> [SHORT EXERCISE]: Without the pictures, reproduce the records that follow exactly.

Records from a data collection
════════════════════

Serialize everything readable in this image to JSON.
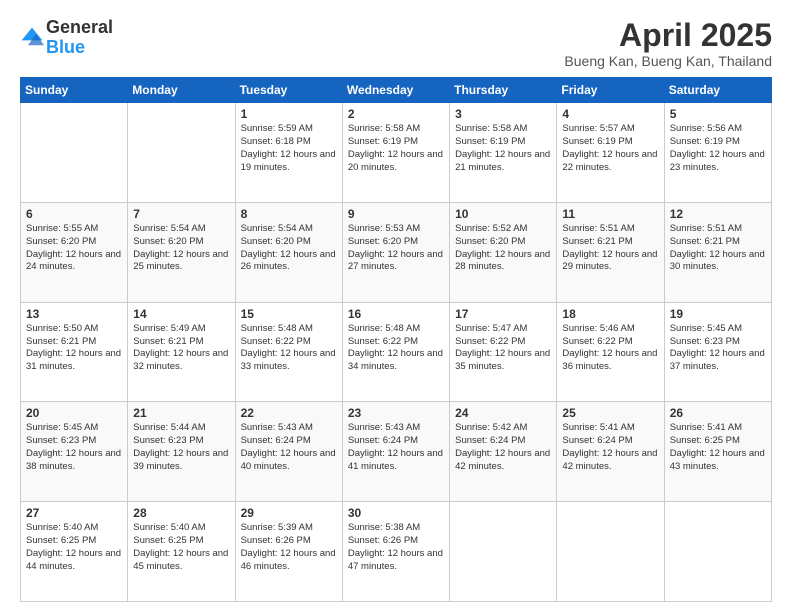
{
  "logo": {
    "general": "General",
    "blue": "Blue"
  },
  "title": "April 2025",
  "location": "Bueng Kan, Bueng Kan, Thailand",
  "days_of_week": [
    "Sunday",
    "Monday",
    "Tuesday",
    "Wednesday",
    "Thursday",
    "Friday",
    "Saturday"
  ],
  "weeks": [
    [
      {
        "day": "",
        "info": ""
      },
      {
        "day": "",
        "info": ""
      },
      {
        "day": "1",
        "info": "Sunrise: 5:59 AM\nSunset: 6:18 PM\nDaylight: 12 hours and 19 minutes."
      },
      {
        "day": "2",
        "info": "Sunrise: 5:58 AM\nSunset: 6:19 PM\nDaylight: 12 hours and 20 minutes."
      },
      {
        "day": "3",
        "info": "Sunrise: 5:58 AM\nSunset: 6:19 PM\nDaylight: 12 hours and 21 minutes."
      },
      {
        "day": "4",
        "info": "Sunrise: 5:57 AM\nSunset: 6:19 PM\nDaylight: 12 hours and 22 minutes."
      },
      {
        "day": "5",
        "info": "Sunrise: 5:56 AM\nSunset: 6:19 PM\nDaylight: 12 hours and 23 minutes."
      }
    ],
    [
      {
        "day": "6",
        "info": "Sunrise: 5:55 AM\nSunset: 6:20 PM\nDaylight: 12 hours and 24 minutes."
      },
      {
        "day": "7",
        "info": "Sunrise: 5:54 AM\nSunset: 6:20 PM\nDaylight: 12 hours and 25 minutes."
      },
      {
        "day": "8",
        "info": "Sunrise: 5:54 AM\nSunset: 6:20 PM\nDaylight: 12 hours and 26 minutes."
      },
      {
        "day": "9",
        "info": "Sunrise: 5:53 AM\nSunset: 6:20 PM\nDaylight: 12 hours and 27 minutes."
      },
      {
        "day": "10",
        "info": "Sunrise: 5:52 AM\nSunset: 6:20 PM\nDaylight: 12 hours and 28 minutes."
      },
      {
        "day": "11",
        "info": "Sunrise: 5:51 AM\nSunset: 6:21 PM\nDaylight: 12 hours and 29 minutes."
      },
      {
        "day": "12",
        "info": "Sunrise: 5:51 AM\nSunset: 6:21 PM\nDaylight: 12 hours and 30 minutes."
      }
    ],
    [
      {
        "day": "13",
        "info": "Sunrise: 5:50 AM\nSunset: 6:21 PM\nDaylight: 12 hours and 31 minutes."
      },
      {
        "day": "14",
        "info": "Sunrise: 5:49 AM\nSunset: 6:21 PM\nDaylight: 12 hours and 32 minutes."
      },
      {
        "day": "15",
        "info": "Sunrise: 5:48 AM\nSunset: 6:22 PM\nDaylight: 12 hours and 33 minutes."
      },
      {
        "day": "16",
        "info": "Sunrise: 5:48 AM\nSunset: 6:22 PM\nDaylight: 12 hours and 34 minutes."
      },
      {
        "day": "17",
        "info": "Sunrise: 5:47 AM\nSunset: 6:22 PM\nDaylight: 12 hours and 35 minutes."
      },
      {
        "day": "18",
        "info": "Sunrise: 5:46 AM\nSunset: 6:22 PM\nDaylight: 12 hours and 36 minutes."
      },
      {
        "day": "19",
        "info": "Sunrise: 5:45 AM\nSunset: 6:23 PM\nDaylight: 12 hours and 37 minutes."
      }
    ],
    [
      {
        "day": "20",
        "info": "Sunrise: 5:45 AM\nSunset: 6:23 PM\nDaylight: 12 hours and 38 minutes."
      },
      {
        "day": "21",
        "info": "Sunrise: 5:44 AM\nSunset: 6:23 PM\nDaylight: 12 hours and 39 minutes."
      },
      {
        "day": "22",
        "info": "Sunrise: 5:43 AM\nSunset: 6:24 PM\nDaylight: 12 hours and 40 minutes."
      },
      {
        "day": "23",
        "info": "Sunrise: 5:43 AM\nSunset: 6:24 PM\nDaylight: 12 hours and 41 minutes."
      },
      {
        "day": "24",
        "info": "Sunrise: 5:42 AM\nSunset: 6:24 PM\nDaylight: 12 hours and 42 minutes."
      },
      {
        "day": "25",
        "info": "Sunrise: 5:41 AM\nSunset: 6:24 PM\nDaylight: 12 hours and 42 minutes."
      },
      {
        "day": "26",
        "info": "Sunrise: 5:41 AM\nSunset: 6:25 PM\nDaylight: 12 hours and 43 minutes."
      }
    ],
    [
      {
        "day": "27",
        "info": "Sunrise: 5:40 AM\nSunset: 6:25 PM\nDaylight: 12 hours and 44 minutes."
      },
      {
        "day": "28",
        "info": "Sunrise: 5:40 AM\nSunset: 6:25 PM\nDaylight: 12 hours and 45 minutes."
      },
      {
        "day": "29",
        "info": "Sunrise: 5:39 AM\nSunset: 6:26 PM\nDaylight: 12 hours and 46 minutes."
      },
      {
        "day": "30",
        "info": "Sunrise: 5:38 AM\nSunset: 6:26 PM\nDaylight: 12 hours and 47 minutes."
      },
      {
        "day": "",
        "info": ""
      },
      {
        "day": "",
        "info": ""
      },
      {
        "day": "",
        "info": ""
      }
    ]
  ]
}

════════════════════

> [EXERCISE ANSWER]:
Serialize everything readable in this image to JSON.
{
  "logo": {
    "general": "General",
    "blue": "Blue"
  },
  "title": "April 2025",
  "location": "Bueng Kan, Bueng Kan, Thailand",
  "days_of_week": [
    "Sunday",
    "Monday",
    "Tuesday",
    "Wednesday",
    "Thursday",
    "Friday",
    "Saturday"
  ],
  "weeks": [
    [
      {
        "day": "",
        "info": ""
      },
      {
        "day": "",
        "info": ""
      },
      {
        "day": "1",
        "info": "Sunrise: 5:59 AM\nSunset: 6:18 PM\nDaylight: 12 hours and 19 minutes."
      },
      {
        "day": "2",
        "info": "Sunrise: 5:58 AM\nSunset: 6:19 PM\nDaylight: 12 hours and 20 minutes."
      },
      {
        "day": "3",
        "info": "Sunrise: 5:58 AM\nSunset: 6:19 PM\nDaylight: 12 hours and 21 minutes."
      },
      {
        "day": "4",
        "info": "Sunrise: 5:57 AM\nSunset: 6:19 PM\nDaylight: 12 hours and 22 minutes."
      },
      {
        "day": "5",
        "info": "Sunrise: 5:56 AM\nSunset: 6:19 PM\nDaylight: 12 hours and 23 minutes."
      }
    ],
    [
      {
        "day": "6",
        "info": "Sunrise: 5:55 AM\nSunset: 6:20 PM\nDaylight: 12 hours and 24 minutes."
      },
      {
        "day": "7",
        "info": "Sunrise: 5:54 AM\nSunset: 6:20 PM\nDaylight: 12 hours and 25 minutes."
      },
      {
        "day": "8",
        "info": "Sunrise: 5:54 AM\nSunset: 6:20 PM\nDaylight: 12 hours and 26 minutes."
      },
      {
        "day": "9",
        "info": "Sunrise: 5:53 AM\nSunset: 6:20 PM\nDaylight: 12 hours and 27 minutes."
      },
      {
        "day": "10",
        "info": "Sunrise: 5:52 AM\nSunset: 6:20 PM\nDaylight: 12 hours and 28 minutes."
      },
      {
        "day": "11",
        "info": "Sunrise: 5:51 AM\nSunset: 6:21 PM\nDaylight: 12 hours and 29 minutes."
      },
      {
        "day": "12",
        "info": "Sunrise: 5:51 AM\nSunset: 6:21 PM\nDaylight: 12 hours and 30 minutes."
      }
    ],
    [
      {
        "day": "13",
        "info": "Sunrise: 5:50 AM\nSunset: 6:21 PM\nDaylight: 12 hours and 31 minutes."
      },
      {
        "day": "14",
        "info": "Sunrise: 5:49 AM\nSunset: 6:21 PM\nDaylight: 12 hours and 32 minutes."
      },
      {
        "day": "15",
        "info": "Sunrise: 5:48 AM\nSunset: 6:22 PM\nDaylight: 12 hours and 33 minutes."
      },
      {
        "day": "16",
        "info": "Sunrise: 5:48 AM\nSunset: 6:22 PM\nDaylight: 12 hours and 34 minutes."
      },
      {
        "day": "17",
        "info": "Sunrise: 5:47 AM\nSunset: 6:22 PM\nDaylight: 12 hours and 35 minutes."
      },
      {
        "day": "18",
        "info": "Sunrise: 5:46 AM\nSunset: 6:22 PM\nDaylight: 12 hours and 36 minutes."
      },
      {
        "day": "19",
        "info": "Sunrise: 5:45 AM\nSunset: 6:23 PM\nDaylight: 12 hours and 37 minutes."
      }
    ],
    [
      {
        "day": "20",
        "info": "Sunrise: 5:45 AM\nSunset: 6:23 PM\nDaylight: 12 hours and 38 minutes."
      },
      {
        "day": "21",
        "info": "Sunrise: 5:44 AM\nSunset: 6:23 PM\nDaylight: 12 hours and 39 minutes."
      },
      {
        "day": "22",
        "info": "Sunrise: 5:43 AM\nSunset: 6:24 PM\nDaylight: 12 hours and 40 minutes."
      },
      {
        "day": "23",
        "info": "Sunrise: 5:43 AM\nSunset: 6:24 PM\nDaylight: 12 hours and 41 minutes."
      },
      {
        "day": "24",
        "info": "Sunrise: 5:42 AM\nSunset: 6:24 PM\nDaylight: 12 hours and 42 minutes."
      },
      {
        "day": "25",
        "info": "Sunrise: 5:41 AM\nSunset: 6:24 PM\nDaylight: 12 hours and 42 minutes."
      },
      {
        "day": "26",
        "info": "Sunrise: 5:41 AM\nSunset: 6:25 PM\nDaylight: 12 hours and 43 minutes."
      }
    ],
    [
      {
        "day": "27",
        "info": "Sunrise: 5:40 AM\nSunset: 6:25 PM\nDaylight: 12 hours and 44 minutes."
      },
      {
        "day": "28",
        "info": "Sunrise: 5:40 AM\nSunset: 6:25 PM\nDaylight: 12 hours and 45 minutes."
      },
      {
        "day": "29",
        "info": "Sunrise: 5:39 AM\nSunset: 6:26 PM\nDaylight: 12 hours and 46 minutes."
      },
      {
        "day": "30",
        "info": "Sunrise: 5:38 AM\nSunset: 6:26 PM\nDaylight: 12 hours and 47 minutes."
      },
      {
        "day": "",
        "info": ""
      },
      {
        "day": "",
        "info": ""
      },
      {
        "day": "",
        "info": ""
      }
    ]
  ]
}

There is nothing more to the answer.